To do:
Begin at the row that has "list-item: 38、强我国防，固我长城。 —" and stop after the row that has "list-item: 17、军民团结筑国防，齐心协力建家园 —". Repeat those rows with "国防" swapped for "边防" and everything else left the same.

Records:
================================
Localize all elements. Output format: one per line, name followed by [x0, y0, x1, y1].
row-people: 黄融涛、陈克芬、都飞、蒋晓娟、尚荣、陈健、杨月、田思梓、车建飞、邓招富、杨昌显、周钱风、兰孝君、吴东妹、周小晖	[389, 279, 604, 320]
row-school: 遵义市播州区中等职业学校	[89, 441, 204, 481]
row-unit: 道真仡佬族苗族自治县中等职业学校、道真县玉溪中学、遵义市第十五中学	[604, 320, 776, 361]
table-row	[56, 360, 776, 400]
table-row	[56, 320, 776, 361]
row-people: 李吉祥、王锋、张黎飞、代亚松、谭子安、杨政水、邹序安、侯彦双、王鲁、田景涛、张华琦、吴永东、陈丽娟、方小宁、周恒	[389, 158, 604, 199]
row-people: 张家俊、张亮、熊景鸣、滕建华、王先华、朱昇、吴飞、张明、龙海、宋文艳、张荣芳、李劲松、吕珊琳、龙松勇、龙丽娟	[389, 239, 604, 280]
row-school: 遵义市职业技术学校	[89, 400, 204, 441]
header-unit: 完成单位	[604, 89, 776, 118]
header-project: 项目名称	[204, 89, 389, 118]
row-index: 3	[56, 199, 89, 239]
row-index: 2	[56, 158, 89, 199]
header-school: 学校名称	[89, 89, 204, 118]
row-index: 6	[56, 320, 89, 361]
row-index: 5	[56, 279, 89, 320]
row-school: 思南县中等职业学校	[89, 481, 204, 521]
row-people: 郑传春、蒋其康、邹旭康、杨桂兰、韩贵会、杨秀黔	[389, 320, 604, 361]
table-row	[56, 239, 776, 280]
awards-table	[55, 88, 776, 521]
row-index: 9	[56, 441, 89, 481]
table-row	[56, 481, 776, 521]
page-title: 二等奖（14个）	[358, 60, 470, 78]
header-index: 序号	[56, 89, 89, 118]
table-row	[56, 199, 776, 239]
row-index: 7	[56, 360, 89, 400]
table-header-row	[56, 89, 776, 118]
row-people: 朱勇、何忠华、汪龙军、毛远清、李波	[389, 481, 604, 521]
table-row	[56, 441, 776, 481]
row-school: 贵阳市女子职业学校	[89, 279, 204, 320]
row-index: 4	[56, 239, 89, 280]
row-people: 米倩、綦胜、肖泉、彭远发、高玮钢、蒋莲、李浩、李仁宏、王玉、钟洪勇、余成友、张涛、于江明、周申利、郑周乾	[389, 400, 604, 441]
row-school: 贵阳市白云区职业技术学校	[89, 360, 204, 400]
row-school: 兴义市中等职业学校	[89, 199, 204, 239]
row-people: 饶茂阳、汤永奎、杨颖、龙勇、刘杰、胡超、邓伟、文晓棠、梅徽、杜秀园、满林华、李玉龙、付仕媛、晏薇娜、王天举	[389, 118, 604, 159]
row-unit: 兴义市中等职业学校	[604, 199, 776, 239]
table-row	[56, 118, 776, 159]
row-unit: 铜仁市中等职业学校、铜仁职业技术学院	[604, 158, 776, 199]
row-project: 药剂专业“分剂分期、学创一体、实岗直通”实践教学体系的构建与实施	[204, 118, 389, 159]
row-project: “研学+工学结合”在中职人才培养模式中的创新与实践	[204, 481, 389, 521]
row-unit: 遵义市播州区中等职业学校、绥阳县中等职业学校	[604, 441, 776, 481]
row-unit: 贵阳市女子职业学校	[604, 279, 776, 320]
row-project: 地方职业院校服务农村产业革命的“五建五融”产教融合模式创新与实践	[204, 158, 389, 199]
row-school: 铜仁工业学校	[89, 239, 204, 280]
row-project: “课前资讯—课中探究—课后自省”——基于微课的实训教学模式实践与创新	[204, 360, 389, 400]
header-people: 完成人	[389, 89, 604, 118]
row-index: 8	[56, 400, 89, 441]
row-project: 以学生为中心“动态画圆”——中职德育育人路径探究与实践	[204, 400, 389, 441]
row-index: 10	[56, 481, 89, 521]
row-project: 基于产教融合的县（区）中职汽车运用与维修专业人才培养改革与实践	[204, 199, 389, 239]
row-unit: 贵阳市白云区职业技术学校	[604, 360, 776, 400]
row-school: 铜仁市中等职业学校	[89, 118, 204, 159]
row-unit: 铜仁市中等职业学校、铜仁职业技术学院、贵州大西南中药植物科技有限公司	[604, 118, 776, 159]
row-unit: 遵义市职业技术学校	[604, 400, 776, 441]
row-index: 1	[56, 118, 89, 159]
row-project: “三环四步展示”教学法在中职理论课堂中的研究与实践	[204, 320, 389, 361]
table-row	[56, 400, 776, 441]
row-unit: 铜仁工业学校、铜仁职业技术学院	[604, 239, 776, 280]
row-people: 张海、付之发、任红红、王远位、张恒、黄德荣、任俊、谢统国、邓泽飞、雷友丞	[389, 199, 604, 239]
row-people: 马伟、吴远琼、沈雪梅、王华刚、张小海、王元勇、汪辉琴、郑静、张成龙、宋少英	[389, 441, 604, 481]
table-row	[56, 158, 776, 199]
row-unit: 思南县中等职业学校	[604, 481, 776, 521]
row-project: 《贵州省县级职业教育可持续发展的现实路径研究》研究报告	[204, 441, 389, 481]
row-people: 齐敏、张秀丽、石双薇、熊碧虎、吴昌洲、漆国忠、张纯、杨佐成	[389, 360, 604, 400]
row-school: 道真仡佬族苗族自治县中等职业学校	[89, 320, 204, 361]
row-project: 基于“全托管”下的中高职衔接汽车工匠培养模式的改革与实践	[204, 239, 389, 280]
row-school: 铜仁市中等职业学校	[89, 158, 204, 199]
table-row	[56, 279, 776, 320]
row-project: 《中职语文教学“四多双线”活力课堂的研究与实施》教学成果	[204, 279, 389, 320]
================================
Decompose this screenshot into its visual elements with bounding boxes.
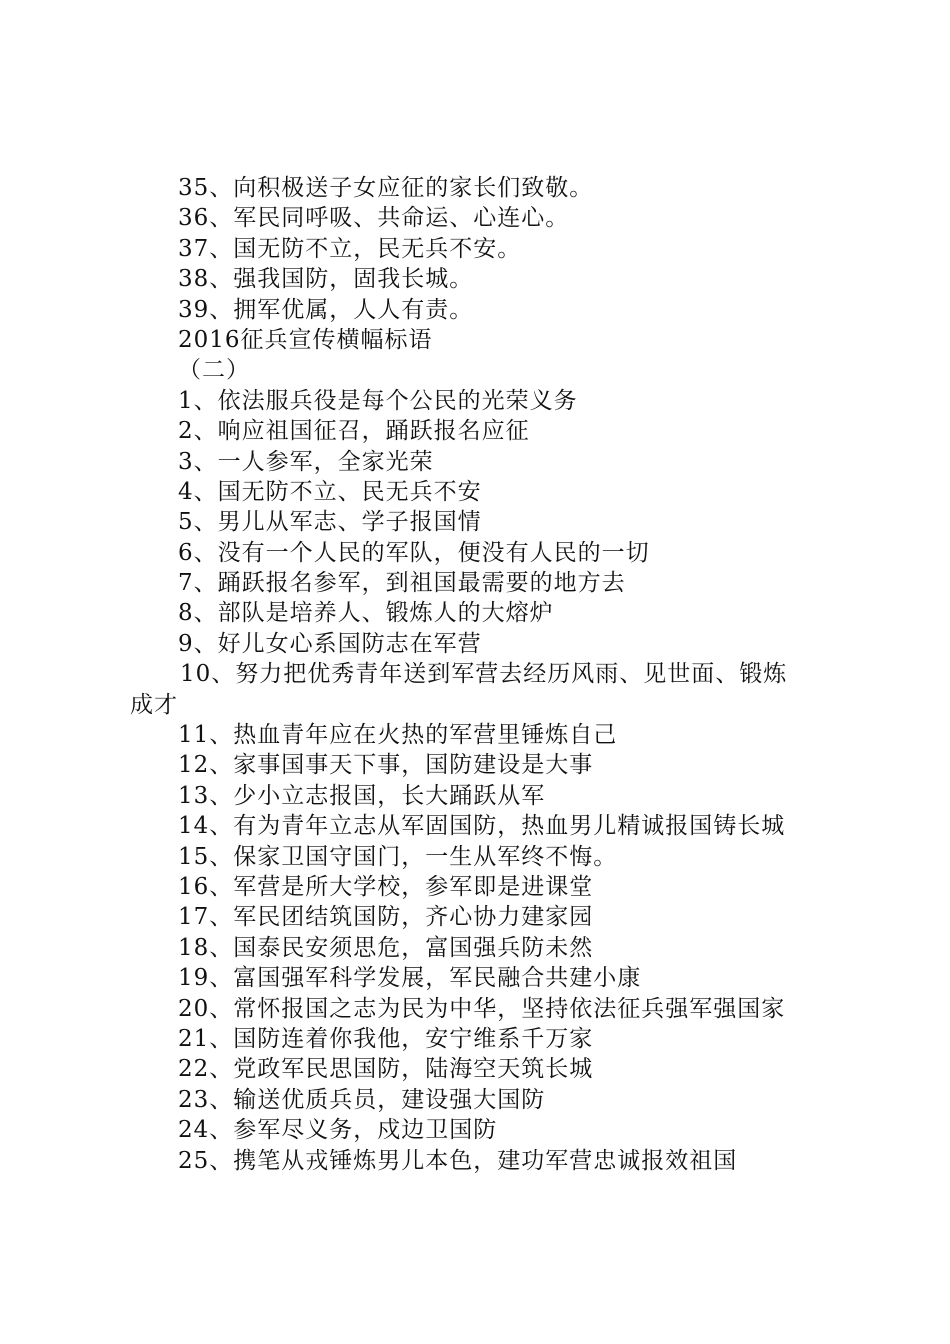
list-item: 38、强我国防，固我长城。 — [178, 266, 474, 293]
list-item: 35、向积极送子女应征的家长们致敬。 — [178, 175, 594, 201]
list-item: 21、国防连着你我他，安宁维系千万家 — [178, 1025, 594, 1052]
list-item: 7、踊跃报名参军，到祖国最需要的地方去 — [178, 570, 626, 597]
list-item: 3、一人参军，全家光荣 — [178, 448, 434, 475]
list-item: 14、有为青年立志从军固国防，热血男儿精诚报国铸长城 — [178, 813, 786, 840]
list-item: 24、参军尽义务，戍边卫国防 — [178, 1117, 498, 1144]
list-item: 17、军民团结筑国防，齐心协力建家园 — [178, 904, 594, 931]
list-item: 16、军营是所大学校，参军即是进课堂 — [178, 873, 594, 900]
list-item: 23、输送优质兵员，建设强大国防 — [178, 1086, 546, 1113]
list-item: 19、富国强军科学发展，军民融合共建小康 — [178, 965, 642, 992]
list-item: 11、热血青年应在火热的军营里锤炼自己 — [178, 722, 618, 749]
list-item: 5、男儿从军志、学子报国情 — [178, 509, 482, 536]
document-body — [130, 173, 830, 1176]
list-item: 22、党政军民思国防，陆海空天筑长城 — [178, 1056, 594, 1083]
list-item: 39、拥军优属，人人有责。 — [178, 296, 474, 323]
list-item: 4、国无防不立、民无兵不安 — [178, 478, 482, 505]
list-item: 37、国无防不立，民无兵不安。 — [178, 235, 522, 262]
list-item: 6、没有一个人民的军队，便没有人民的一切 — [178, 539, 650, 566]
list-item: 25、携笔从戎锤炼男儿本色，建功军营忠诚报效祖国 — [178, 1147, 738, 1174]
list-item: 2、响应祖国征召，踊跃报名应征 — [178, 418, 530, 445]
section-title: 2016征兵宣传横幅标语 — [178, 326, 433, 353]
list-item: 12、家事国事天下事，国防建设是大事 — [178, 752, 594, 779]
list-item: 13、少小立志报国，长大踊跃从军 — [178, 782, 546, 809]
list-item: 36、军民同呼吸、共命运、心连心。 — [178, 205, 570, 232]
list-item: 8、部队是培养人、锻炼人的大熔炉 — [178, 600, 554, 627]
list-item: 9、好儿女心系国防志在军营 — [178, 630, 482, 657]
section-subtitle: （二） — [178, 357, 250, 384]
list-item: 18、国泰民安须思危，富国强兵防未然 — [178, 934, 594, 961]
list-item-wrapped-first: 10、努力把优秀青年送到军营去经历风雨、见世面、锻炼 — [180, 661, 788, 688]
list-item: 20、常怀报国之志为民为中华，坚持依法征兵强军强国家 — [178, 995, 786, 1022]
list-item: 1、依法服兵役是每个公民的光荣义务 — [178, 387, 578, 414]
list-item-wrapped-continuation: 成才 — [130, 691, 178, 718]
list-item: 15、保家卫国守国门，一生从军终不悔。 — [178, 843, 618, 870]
================================
Correct answer:
list-item: 38、强我边防，固我长城。 — [178, 266, 474, 293]
list-item: 35、向积极送子女应征的家长们致敬。 — [178, 175, 594, 201]
list-item: 21、边防连着你我他，安宁维系千万家 — [178, 1025, 594, 1052]
list-item: 7、踊跃报名参军，到祖国最需要的地方去 — [178, 570, 626, 597]
list-item: 3、一人参军，全家光荣 — [178, 448, 434, 475]
list-item: 14、有为青年立志从军固边防，热血男儿精诚报国铸长城 — [178, 813, 786, 840]
list-item: 24、参军尽义务，戍边卫边防 — [178, 1117, 498, 1144]
list-item: 17、军民团结筑边防，齐心协力建家园 — [178, 904, 594, 931]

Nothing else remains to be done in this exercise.